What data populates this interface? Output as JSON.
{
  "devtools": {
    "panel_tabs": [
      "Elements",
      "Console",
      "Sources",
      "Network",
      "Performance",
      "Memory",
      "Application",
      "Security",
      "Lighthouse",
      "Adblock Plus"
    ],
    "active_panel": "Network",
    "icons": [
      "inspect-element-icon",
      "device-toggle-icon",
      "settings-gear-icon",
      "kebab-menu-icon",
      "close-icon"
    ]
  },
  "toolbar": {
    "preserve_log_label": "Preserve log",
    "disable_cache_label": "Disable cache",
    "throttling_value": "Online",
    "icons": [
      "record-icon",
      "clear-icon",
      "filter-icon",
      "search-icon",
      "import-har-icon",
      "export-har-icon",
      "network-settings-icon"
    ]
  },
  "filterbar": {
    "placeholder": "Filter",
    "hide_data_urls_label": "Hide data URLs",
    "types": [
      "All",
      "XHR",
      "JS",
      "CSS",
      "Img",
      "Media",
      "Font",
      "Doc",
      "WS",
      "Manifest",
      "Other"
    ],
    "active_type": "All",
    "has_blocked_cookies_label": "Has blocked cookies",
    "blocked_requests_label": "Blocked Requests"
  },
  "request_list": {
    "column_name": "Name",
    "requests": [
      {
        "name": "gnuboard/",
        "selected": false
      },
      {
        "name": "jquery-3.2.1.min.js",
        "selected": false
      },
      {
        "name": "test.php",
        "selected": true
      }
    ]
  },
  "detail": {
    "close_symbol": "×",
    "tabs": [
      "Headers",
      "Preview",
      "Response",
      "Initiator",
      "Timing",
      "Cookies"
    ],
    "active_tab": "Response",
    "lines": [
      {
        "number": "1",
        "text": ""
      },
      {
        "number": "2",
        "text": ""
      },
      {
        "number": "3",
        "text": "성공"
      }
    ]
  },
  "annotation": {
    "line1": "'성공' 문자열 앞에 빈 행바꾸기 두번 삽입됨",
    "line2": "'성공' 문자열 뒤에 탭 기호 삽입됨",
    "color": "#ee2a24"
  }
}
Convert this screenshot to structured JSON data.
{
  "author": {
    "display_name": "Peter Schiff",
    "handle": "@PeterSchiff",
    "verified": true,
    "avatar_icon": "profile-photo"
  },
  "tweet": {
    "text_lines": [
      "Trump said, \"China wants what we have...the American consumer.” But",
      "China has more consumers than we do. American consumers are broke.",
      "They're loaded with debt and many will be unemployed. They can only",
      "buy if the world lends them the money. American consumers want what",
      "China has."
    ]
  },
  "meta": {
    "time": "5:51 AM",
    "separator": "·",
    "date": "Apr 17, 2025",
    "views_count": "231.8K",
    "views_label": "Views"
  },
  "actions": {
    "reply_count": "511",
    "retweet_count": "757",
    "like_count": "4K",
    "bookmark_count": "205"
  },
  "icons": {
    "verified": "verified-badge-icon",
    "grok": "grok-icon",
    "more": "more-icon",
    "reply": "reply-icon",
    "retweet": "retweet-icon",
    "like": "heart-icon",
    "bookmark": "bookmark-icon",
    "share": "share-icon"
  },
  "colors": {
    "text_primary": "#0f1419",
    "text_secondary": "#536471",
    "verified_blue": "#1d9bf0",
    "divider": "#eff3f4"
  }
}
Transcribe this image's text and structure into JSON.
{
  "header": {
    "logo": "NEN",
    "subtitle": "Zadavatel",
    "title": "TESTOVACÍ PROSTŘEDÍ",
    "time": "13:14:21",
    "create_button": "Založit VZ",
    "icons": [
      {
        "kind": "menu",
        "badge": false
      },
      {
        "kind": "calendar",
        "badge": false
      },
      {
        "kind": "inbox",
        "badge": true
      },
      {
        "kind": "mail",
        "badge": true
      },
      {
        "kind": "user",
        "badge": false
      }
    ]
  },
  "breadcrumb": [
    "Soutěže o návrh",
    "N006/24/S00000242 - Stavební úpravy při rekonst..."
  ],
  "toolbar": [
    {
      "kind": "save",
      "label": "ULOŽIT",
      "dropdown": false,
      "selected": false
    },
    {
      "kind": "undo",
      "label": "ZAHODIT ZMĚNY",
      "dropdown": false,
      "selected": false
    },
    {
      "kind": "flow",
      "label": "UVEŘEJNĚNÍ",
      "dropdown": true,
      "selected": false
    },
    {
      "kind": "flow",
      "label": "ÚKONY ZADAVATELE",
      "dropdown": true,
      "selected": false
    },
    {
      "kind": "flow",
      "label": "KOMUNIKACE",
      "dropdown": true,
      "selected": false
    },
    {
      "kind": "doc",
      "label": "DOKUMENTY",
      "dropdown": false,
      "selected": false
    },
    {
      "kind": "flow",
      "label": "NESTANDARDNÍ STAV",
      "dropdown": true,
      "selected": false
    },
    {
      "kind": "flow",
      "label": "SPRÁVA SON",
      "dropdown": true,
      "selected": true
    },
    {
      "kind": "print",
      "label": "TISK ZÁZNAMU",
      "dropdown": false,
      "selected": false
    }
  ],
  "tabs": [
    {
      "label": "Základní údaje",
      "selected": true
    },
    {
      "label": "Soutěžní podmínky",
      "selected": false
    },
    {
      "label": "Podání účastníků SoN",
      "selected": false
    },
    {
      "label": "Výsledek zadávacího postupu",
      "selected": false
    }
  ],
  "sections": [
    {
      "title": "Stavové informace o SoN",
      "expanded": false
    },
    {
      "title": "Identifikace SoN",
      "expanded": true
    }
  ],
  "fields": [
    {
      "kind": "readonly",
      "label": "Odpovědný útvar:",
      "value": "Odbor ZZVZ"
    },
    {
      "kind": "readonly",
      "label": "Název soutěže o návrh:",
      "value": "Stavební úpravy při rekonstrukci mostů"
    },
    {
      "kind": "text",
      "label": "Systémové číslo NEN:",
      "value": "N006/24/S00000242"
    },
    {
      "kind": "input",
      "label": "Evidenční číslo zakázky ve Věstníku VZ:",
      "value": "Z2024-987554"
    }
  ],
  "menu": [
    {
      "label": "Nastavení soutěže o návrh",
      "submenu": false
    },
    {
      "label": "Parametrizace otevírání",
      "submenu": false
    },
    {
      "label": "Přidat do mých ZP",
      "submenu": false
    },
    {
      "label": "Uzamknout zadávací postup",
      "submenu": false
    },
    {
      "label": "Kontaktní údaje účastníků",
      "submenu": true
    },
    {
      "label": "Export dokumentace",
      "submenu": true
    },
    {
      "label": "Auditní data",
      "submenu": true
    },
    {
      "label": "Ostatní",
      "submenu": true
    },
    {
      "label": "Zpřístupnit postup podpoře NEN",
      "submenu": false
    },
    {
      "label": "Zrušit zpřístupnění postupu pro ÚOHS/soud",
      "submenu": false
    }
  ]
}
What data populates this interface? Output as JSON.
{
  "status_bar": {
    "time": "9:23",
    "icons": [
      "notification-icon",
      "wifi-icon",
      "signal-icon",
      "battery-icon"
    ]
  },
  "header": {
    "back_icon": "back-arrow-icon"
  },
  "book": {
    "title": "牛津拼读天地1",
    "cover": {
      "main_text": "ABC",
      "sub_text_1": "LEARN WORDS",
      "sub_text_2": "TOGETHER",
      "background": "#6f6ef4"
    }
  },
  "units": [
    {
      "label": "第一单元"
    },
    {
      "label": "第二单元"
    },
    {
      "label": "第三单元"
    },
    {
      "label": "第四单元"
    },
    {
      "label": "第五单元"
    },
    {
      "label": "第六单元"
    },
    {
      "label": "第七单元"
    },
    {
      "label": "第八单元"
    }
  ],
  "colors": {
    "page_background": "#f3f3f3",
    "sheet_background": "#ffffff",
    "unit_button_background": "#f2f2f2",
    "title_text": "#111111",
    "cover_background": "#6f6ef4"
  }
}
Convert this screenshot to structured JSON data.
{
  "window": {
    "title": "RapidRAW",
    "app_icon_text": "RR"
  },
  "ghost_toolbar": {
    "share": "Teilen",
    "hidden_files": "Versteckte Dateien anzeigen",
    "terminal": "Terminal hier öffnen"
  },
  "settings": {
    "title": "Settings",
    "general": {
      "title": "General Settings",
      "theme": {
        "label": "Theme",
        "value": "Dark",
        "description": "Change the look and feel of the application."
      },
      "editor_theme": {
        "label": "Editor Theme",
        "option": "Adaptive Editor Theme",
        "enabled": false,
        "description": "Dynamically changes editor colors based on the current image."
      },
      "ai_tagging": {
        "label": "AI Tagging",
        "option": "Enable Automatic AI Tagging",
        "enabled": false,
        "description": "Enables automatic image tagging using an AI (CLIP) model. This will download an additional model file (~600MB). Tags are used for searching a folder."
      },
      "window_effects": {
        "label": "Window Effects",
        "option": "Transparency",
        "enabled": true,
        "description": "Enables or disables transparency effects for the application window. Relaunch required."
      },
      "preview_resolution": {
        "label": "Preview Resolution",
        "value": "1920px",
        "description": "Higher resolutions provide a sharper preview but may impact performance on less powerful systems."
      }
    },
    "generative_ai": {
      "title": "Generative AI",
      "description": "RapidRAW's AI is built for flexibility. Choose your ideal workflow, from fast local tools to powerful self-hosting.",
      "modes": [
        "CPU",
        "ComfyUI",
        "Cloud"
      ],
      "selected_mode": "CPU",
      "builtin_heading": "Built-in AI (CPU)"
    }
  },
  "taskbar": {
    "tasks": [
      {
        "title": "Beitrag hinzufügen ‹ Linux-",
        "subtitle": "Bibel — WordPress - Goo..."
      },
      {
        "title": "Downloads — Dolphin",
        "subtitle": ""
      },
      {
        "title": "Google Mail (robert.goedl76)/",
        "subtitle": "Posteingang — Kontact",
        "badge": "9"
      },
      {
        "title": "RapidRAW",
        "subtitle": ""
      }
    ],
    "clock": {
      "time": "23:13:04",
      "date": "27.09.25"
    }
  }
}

# EXERCISE PROMPT:
Identify lines with the string "Enables". Copy each one.

# RESPONSE TO THIS TASK:
        "description": "Enables automatic image tagging using an AI (CLIP) model. This will download an additional model file (~600MB). Tags are used for searching a folder."
        "description": "Enables or disables transparency effects for the application window. Relaunch required."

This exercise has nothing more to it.